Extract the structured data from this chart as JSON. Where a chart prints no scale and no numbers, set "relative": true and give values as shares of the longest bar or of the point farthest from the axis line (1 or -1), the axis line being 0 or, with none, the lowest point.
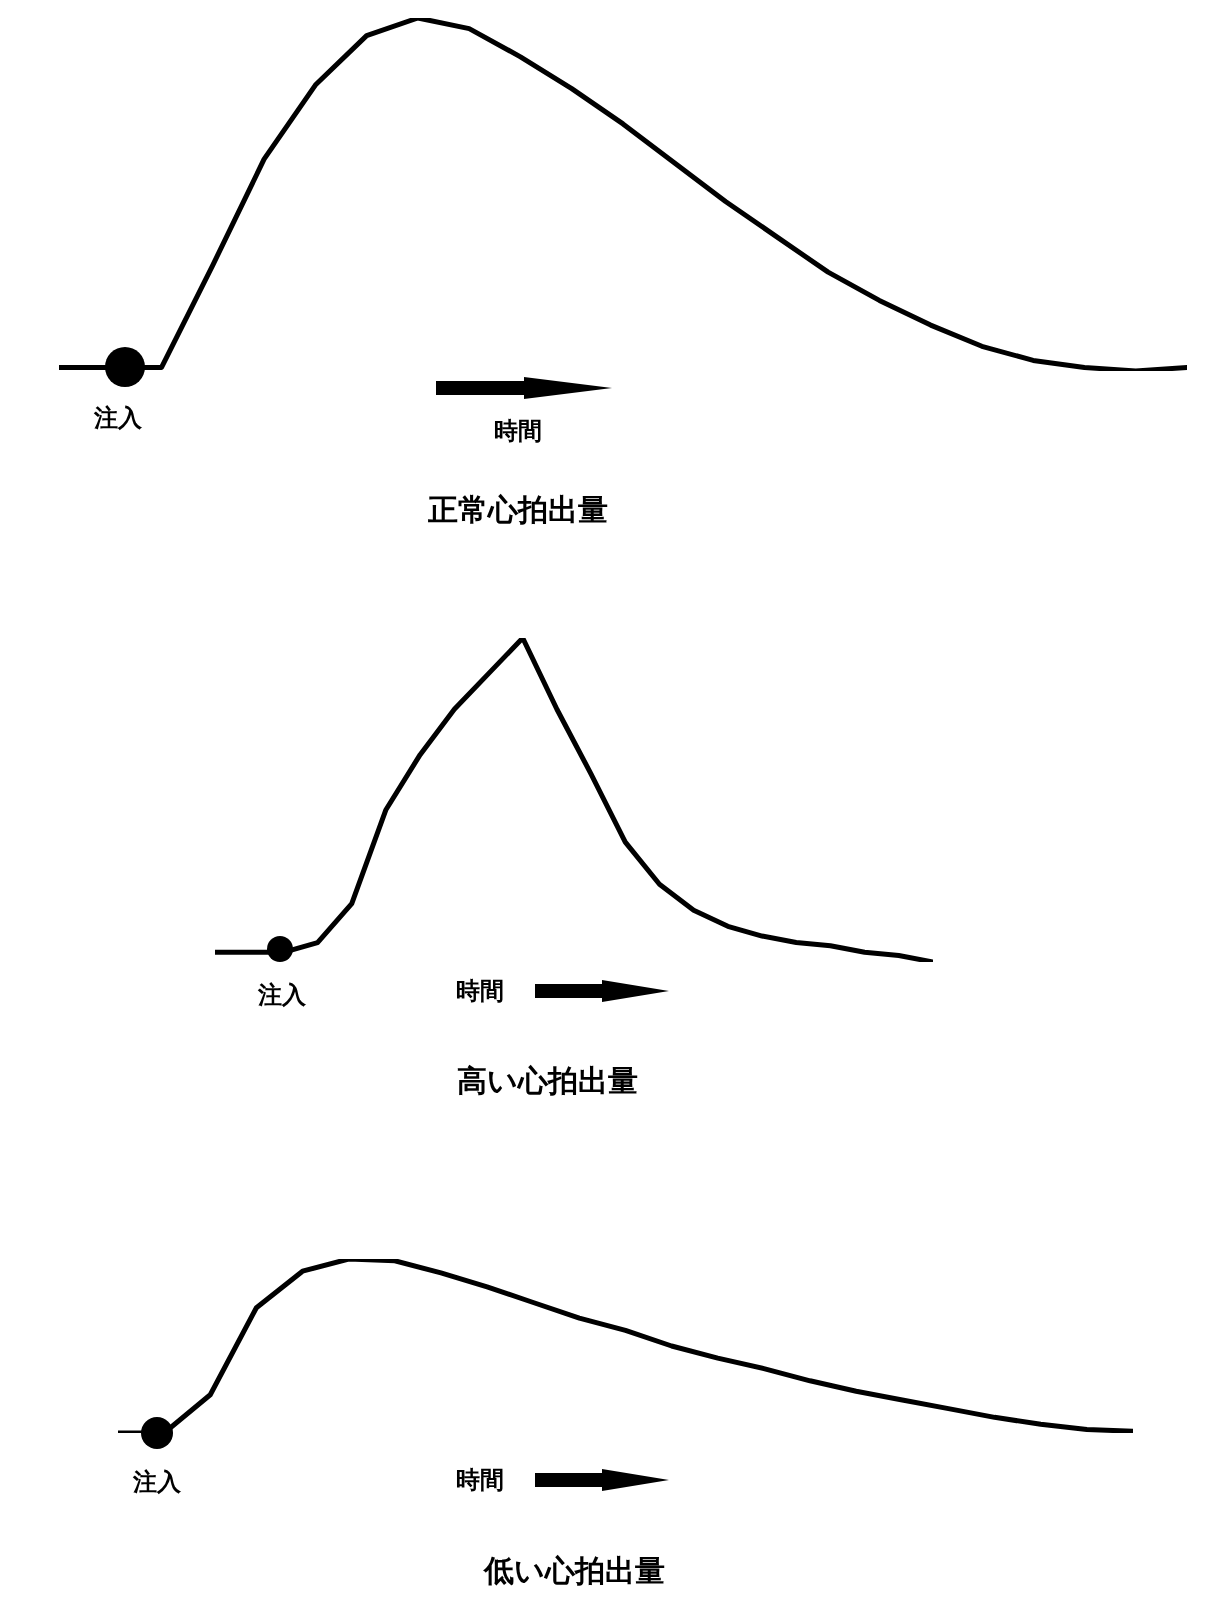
{
  "chart_data": [
    {
      "type": "line",
      "title": "正常心拍出量",
      "annotations": [
        "注入",
        "時間"
      ],
      "relative": true,
      "color": "#000000",
      "categories": [
        null,
        null,
        null,
        null,
        null,
        null,
        null,
        null,
        null,
        null,
        null,
        null,
        null,
        null,
        null,
        null,
        null,
        null,
        null,
        null,
        null,
        null,
        null
      ],
      "values": [
        0.01,
        0.01,
        0.01,
        0.3,
        0.6,
        0.81,
        0.95,
        1.0,
        0.97,
        0.89,
        0.8,
        0.7,
        0.59,
        0.48,
        0.38,
        0.28,
        0.2,
        0.13,
        0.07,
        0.03,
        0.01,
        0,
        0.01
      ]
    },
    {
      "type": "line",
      "title": "高い心拍出量",
      "annotations": [
        "注入",
        "時間"
      ],
      "relative": true,
      "color": "#000000",
      "categories": [
        null,
        null,
        null,
        null,
        null,
        null,
        null,
        null,
        null,
        null,
        null,
        null,
        null,
        null,
        null,
        null,
        null,
        null,
        null,
        null,
        null,
        null
      ],
      "values": [
        0.03,
        0.03,
        0.03,
        0.06,
        0.18,
        0.47,
        0.64,
        0.78,
        0.89,
        1.0,
        0.78,
        0.58,
        0.37,
        0.24,
        0.16,
        0.11,
        0.08,
        0.06,
        0.05,
        0.03,
        0.02,
        0
      ]
    },
    {
      "type": "line",
      "title": "低い心拍出量",
      "annotations": [
        "注入",
        "時間"
      ],
      "relative": true,
      "color": "#000000",
      "categories": [
        null,
        null,
        null,
        null,
        null,
        null,
        null,
        null,
        null,
        null,
        null,
        null,
        null,
        null,
        null,
        null,
        null,
        null,
        null,
        null,
        null,
        null,
        null
      ],
      "values": [
        0,
        0,
        0.22,
        0.72,
        0.93,
        1.0,
        0.99,
        0.92,
        0.84,
        0.75,
        0.66,
        0.59,
        0.5,
        0.43,
        0.37,
        0.3,
        0.24,
        0.19,
        0.14,
        0.09,
        0.05,
        0.02,
        0.01
      ]
    }
  ]
}
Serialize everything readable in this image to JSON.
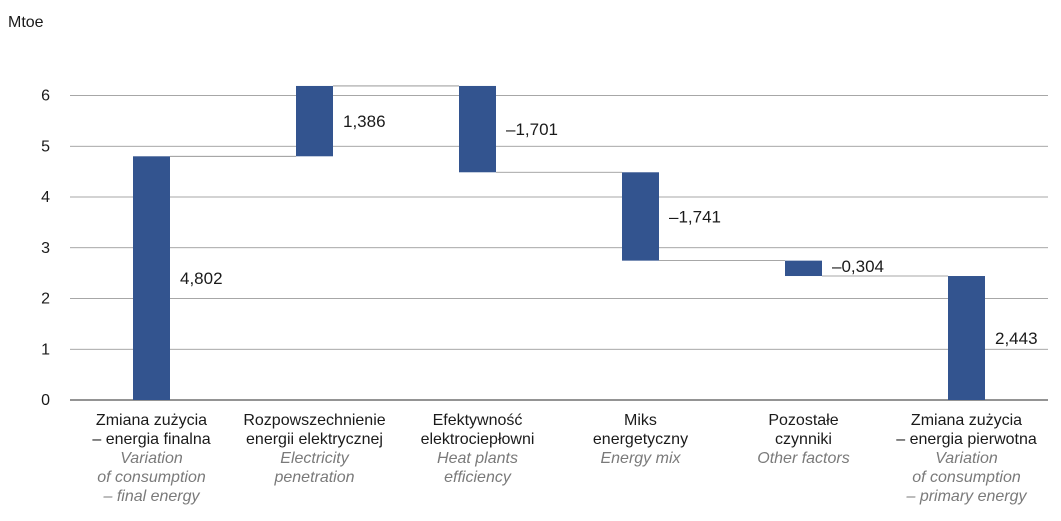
{
  "chart_data": {
    "type": "bar",
    "subtype": "waterfall",
    "y_unit": "Mtoe",
    "ylim": [
      0,
      8
    ],
    "yticks": [
      "0",
      "1",
      "2",
      "3",
      "4",
      "5",
      "6",
      "8"
    ],
    "grid": true,
    "bar_color": "#33548f",
    "categories": [
      {
        "pl": [
          "Zmiana zużycia",
          "– energia finalna"
        ],
        "en": [
          "Variation",
          "of consumption",
          "– final energy"
        ],
        "start": 0,
        "end": 4.802,
        "label": "4,802"
      },
      {
        "pl": [
          "Rozpowszechnienie",
          "energii elektrycznej"
        ],
        "en": [
          "Electricity",
          "penetration"
        ],
        "start": 4.802,
        "end": 6.188,
        "label": "1,386"
      },
      {
        "pl": [
          "Efektywność",
          "elektrociepłowni"
        ],
        "en": [
          "Heat plants",
          "efficiency"
        ],
        "start": 6.188,
        "end": 4.487,
        "label": "–1,701"
      },
      {
        "pl": [
          "Miks",
          "energetyczny"
        ],
        "en": [
          "Energy mix"
        ],
        "start": 4.487,
        "end": 2.746,
        "label": "–1,741"
      },
      {
        "pl": [
          "Pozostałe",
          "czynniki"
        ],
        "en": [
          "Other factors"
        ],
        "start": 2.746,
        "end": 2.443,
        "label": "–0,304"
      },
      {
        "pl": [
          "Zmiana zużycia",
          "– energia pierwotna"
        ],
        "en": [
          "Variation",
          "of consumption",
          "– primary energy"
        ],
        "start": 0,
        "end": 2.443,
        "label": "2,443"
      }
    ]
  }
}
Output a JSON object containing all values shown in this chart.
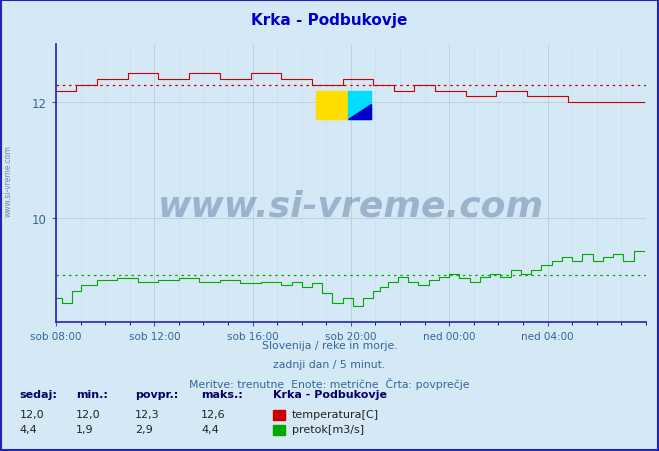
{
  "title": "Krka - Podbukovje",
  "bg_color": "#d5e8f5",
  "grid_color_h": "#bbccdd",
  "grid_color_v": "#ccddee",
  "axis_color": "#2222bb",
  "tick_color": "#336699",
  "temp_color": "#cc0000",
  "flow_color": "#00aa00",
  "temp_avg": 12.3,
  "flow_avg": 2.9,
  "ylim_min": 8.2,
  "ylim_max": 13.0,
  "ytick_vals": [
    10,
    12
  ],
  "xlabel_times": [
    "sob 08:00",
    "sob 12:00",
    "sob 16:00",
    "sob 20:00",
    "ned 00:00",
    "ned 04:00"
  ],
  "n_points": 288,
  "temp_min": 12.0,
  "temp_max": 12.6,
  "flow_min": 1.9,
  "flow_max": 4.4,
  "footer_line1": "Slovenija / reke in morje.",
  "footer_line2": "zadnji dan / 5 minut.",
  "footer_line3": "Meritve: trenutne  Enote: metrične  Črta: povprečje",
  "legend_title": "Krka - Podbukovje",
  "legend_temp_label": "temperatura[C]",
  "legend_flow_label": "pretok[m3/s]",
  "label_sedaj": "sedaj:",
  "label_min": "min.:",
  "label_povpr": "povpr.:",
  "label_maks": "maks.:",
  "val_sedaj_temp": "12,0",
  "val_min_temp": "12,0",
  "val_povpr_temp": "12,3",
  "val_maks_temp": "12,6",
  "val_sedaj_flow": "4,4",
  "val_min_flow": "1,9",
  "val_povpr_flow": "2,9",
  "val_maks_flow": "4,4",
  "watermark_text": "www.si-vreme.com",
  "watermark_color": "#1a3a6e",
  "watermark_alpha": 0.3,
  "side_text": "www.si-vreme.com",
  "title_color": "#0000cc",
  "footer_color": "#336699",
  "stats_color": "#000066"
}
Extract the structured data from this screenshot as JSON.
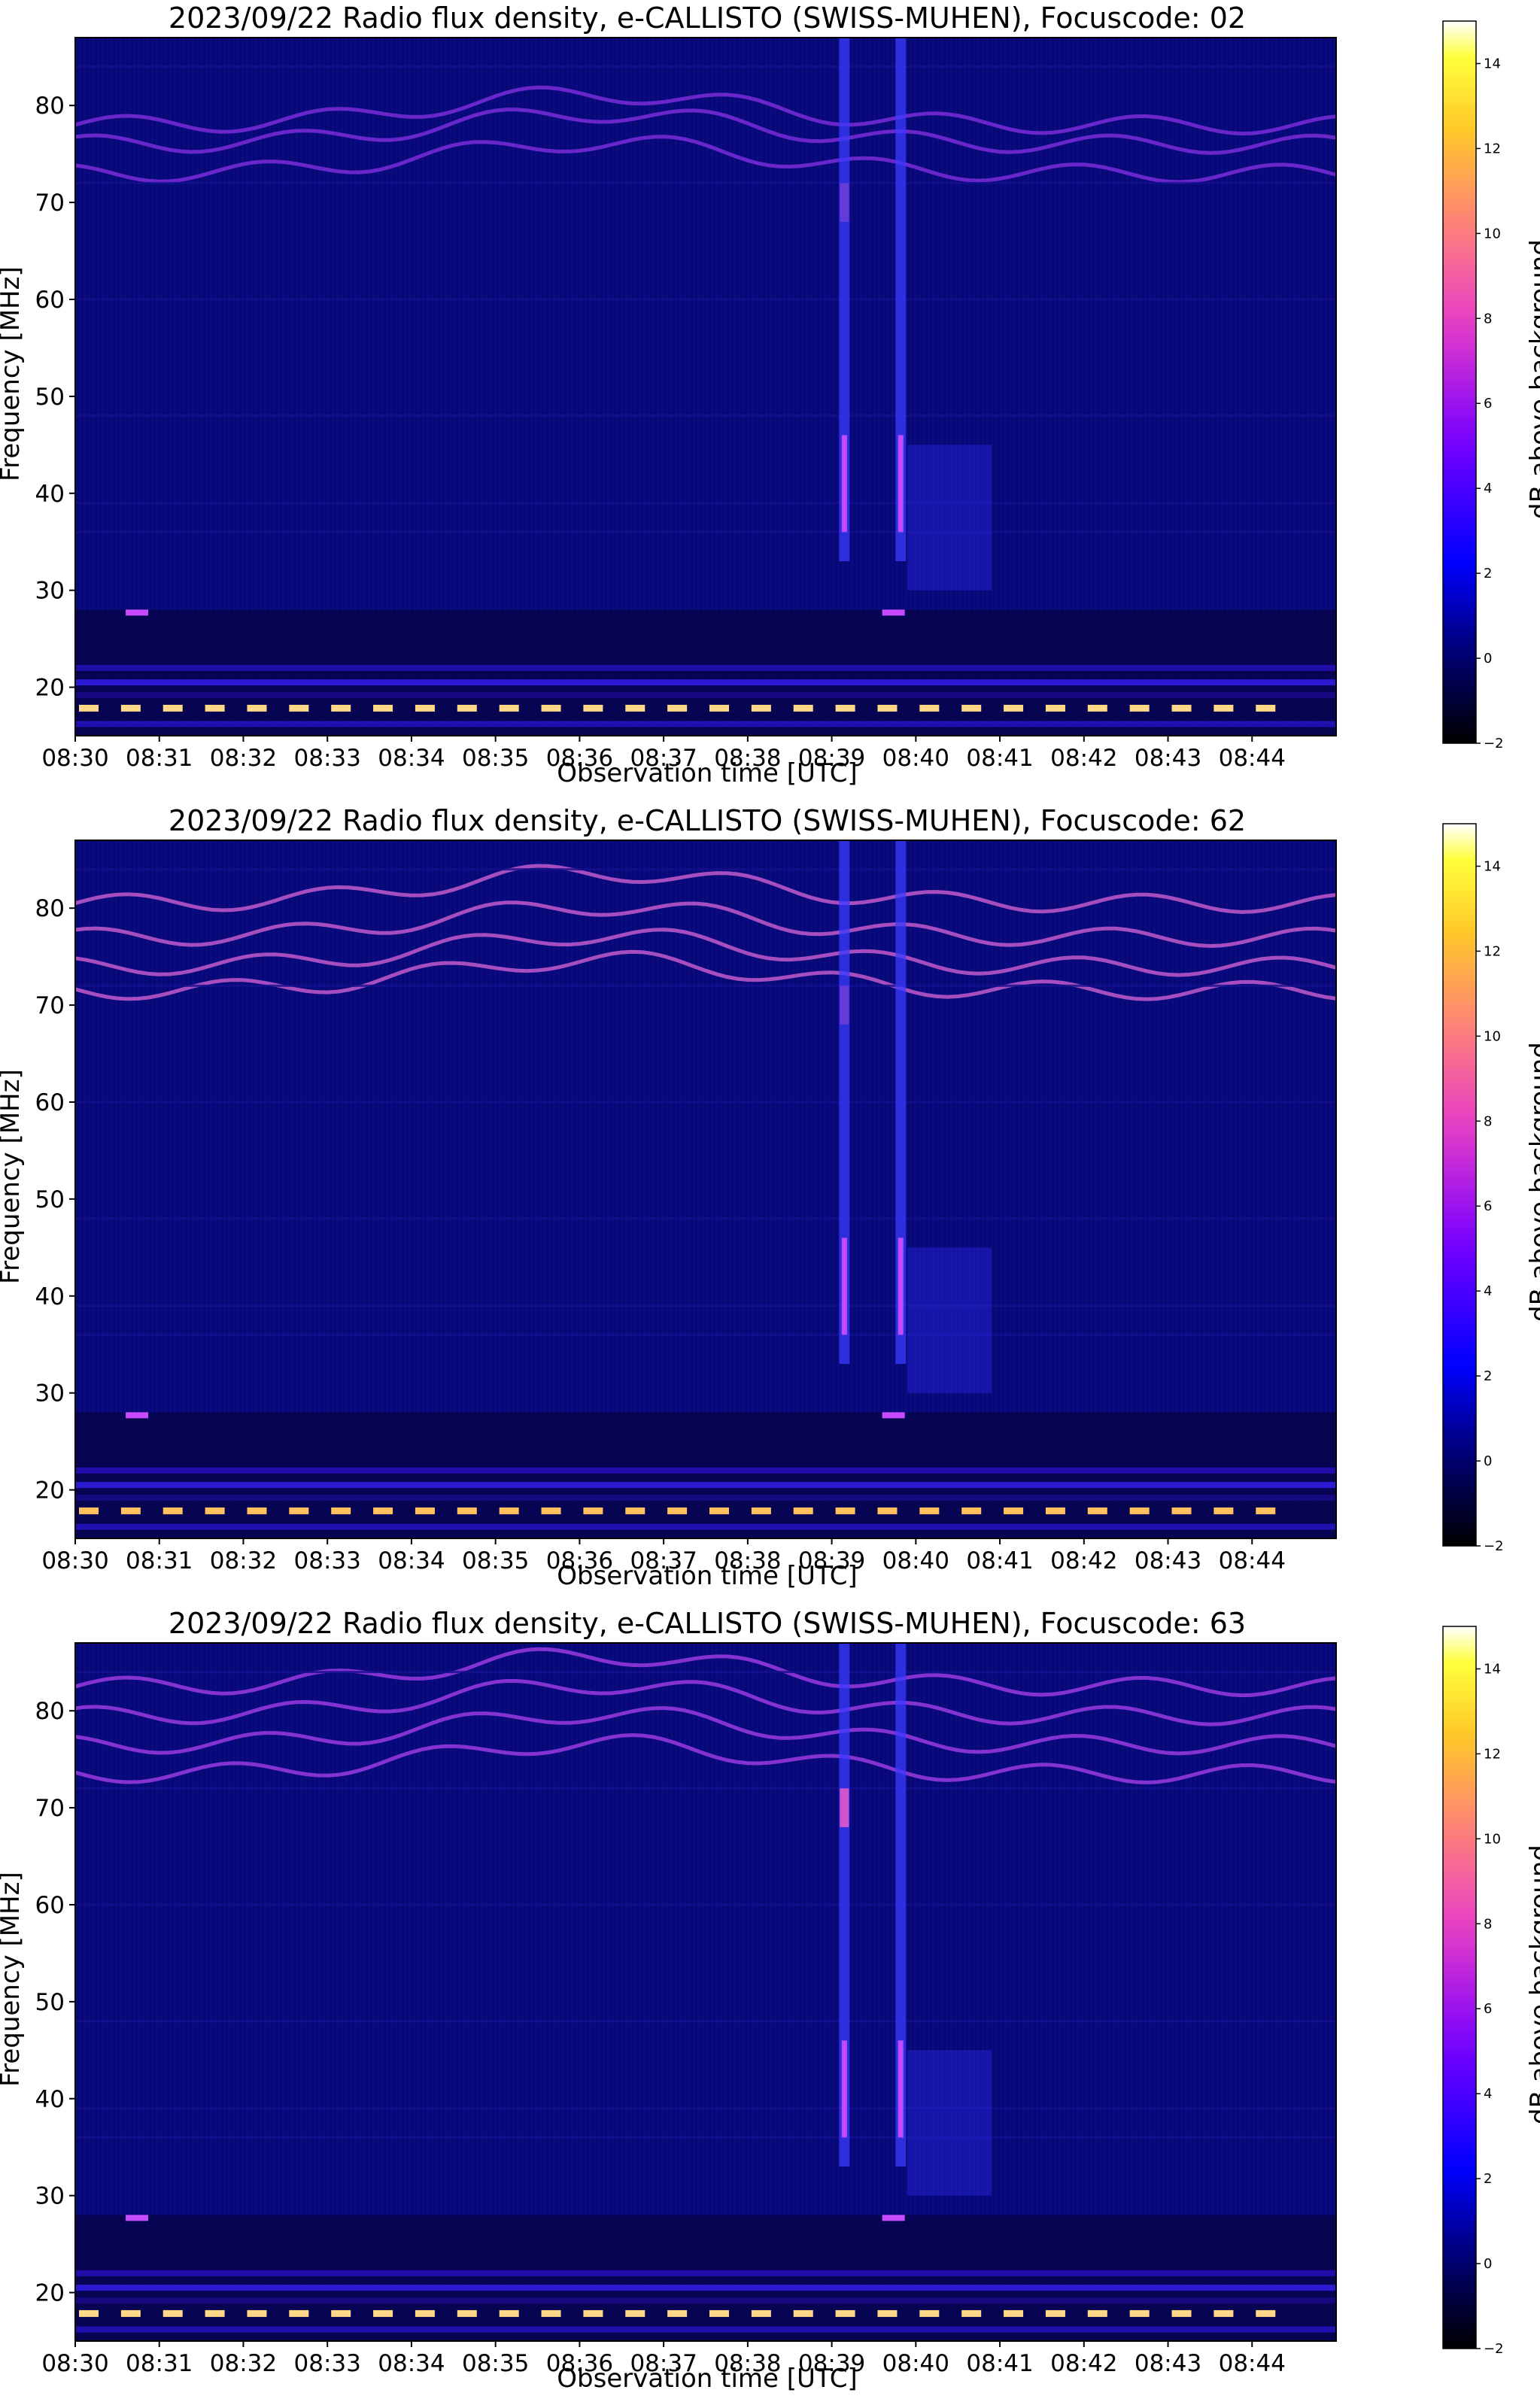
{
  "chart_data": [
    {
      "type": "heatmap",
      "title": "2023/09/22  Radio flux density, e-CALLISTO (SWISS-MUHEN), Focuscode: 02",
      "xlabel": "Observation time [UTC]",
      "ylabel": "Frequency [MHz]",
      "colorbar_label": "dB above background",
      "x_ticks": [
        "08:30",
        "08:31",
        "08:32",
        "08:33",
        "08:34",
        "08:35",
        "08:36",
        "08:37",
        "08:38",
        "08:39",
        "08:40",
        "08:41",
        "08:42",
        "08:43",
        "08:44"
      ],
      "xlim": [
        "08:30",
        "08:45"
      ],
      "y_ticks": [
        20,
        30,
        40,
        50,
        60,
        70,
        80
      ],
      "ylim": [
        15,
        87
      ],
      "colorbar_ticks": [
        -2,
        0,
        2,
        4,
        6,
        8,
        10,
        12,
        14
      ],
      "colorbar_range": [
        -2,
        15
      ],
      "colormap": "gnuplot2"
    },
    {
      "type": "heatmap",
      "title": "2023/09/22  Radio flux density, e-CALLISTO (SWISS-MUHEN), Focuscode: 62",
      "xlabel": "Observation time [UTC]",
      "ylabel": "Frequency [MHz]",
      "colorbar_label": "dB above background",
      "x_ticks": [
        "08:30",
        "08:31",
        "08:32",
        "08:33",
        "08:34",
        "08:35",
        "08:36",
        "08:37",
        "08:38",
        "08:39",
        "08:40",
        "08:41",
        "08:42",
        "08:43",
        "08:44"
      ],
      "xlim": [
        "08:30",
        "08:45"
      ],
      "y_ticks": [
        20,
        30,
        40,
        50,
        60,
        70,
        80
      ],
      "ylim": [
        15,
        87
      ],
      "colorbar_ticks": [
        -2,
        0,
        2,
        4,
        6,
        8,
        10,
        12,
        14
      ],
      "colorbar_range": [
        -2,
        15
      ],
      "colormap": "gnuplot2"
    },
    {
      "type": "heatmap",
      "title": "2023/09/22  Radio flux density, e-CALLISTO (SWISS-MUHEN), Focuscode: 63",
      "xlabel": "Observation time [UTC]",
      "ylabel": "Frequency [MHz]",
      "colorbar_label": "dB above background",
      "x_ticks": [
        "08:30",
        "08:31",
        "08:32",
        "08:33",
        "08:34",
        "08:35",
        "08:36",
        "08:37",
        "08:38",
        "08:39",
        "08:40",
        "08:41",
        "08:42",
        "08:43",
        "08:44"
      ],
      "xlim": [
        "08:30",
        "08:45"
      ],
      "y_ticks": [
        20,
        30,
        40,
        50,
        60,
        70,
        80
      ],
      "ylim": [
        15,
        87
      ],
      "colorbar_ticks": [
        -2,
        0,
        2,
        4,
        6,
        8,
        10,
        12,
        14
      ],
      "colorbar_range": [
        -2,
        15
      ],
      "colormap": "gnuplot2"
    }
  ]
}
---------------
#### Instructions for the task
Search the lines above for the string "JSON" and copy each line that has it.

#### Answer to this exercise
Extract the structured data from this chart as JSON. Where a chart prints no scale and no numbers, set "relative": true and give values as shares of the longest bar or of the point farthest from the axis line (1 or -1), the axis line being 0 or, with none, the lowest point.
Serialize everything readable in this image to JSON.
Output a JSON object containing all values shown in this chart.
Extract the structured data from this screenshot as JSON.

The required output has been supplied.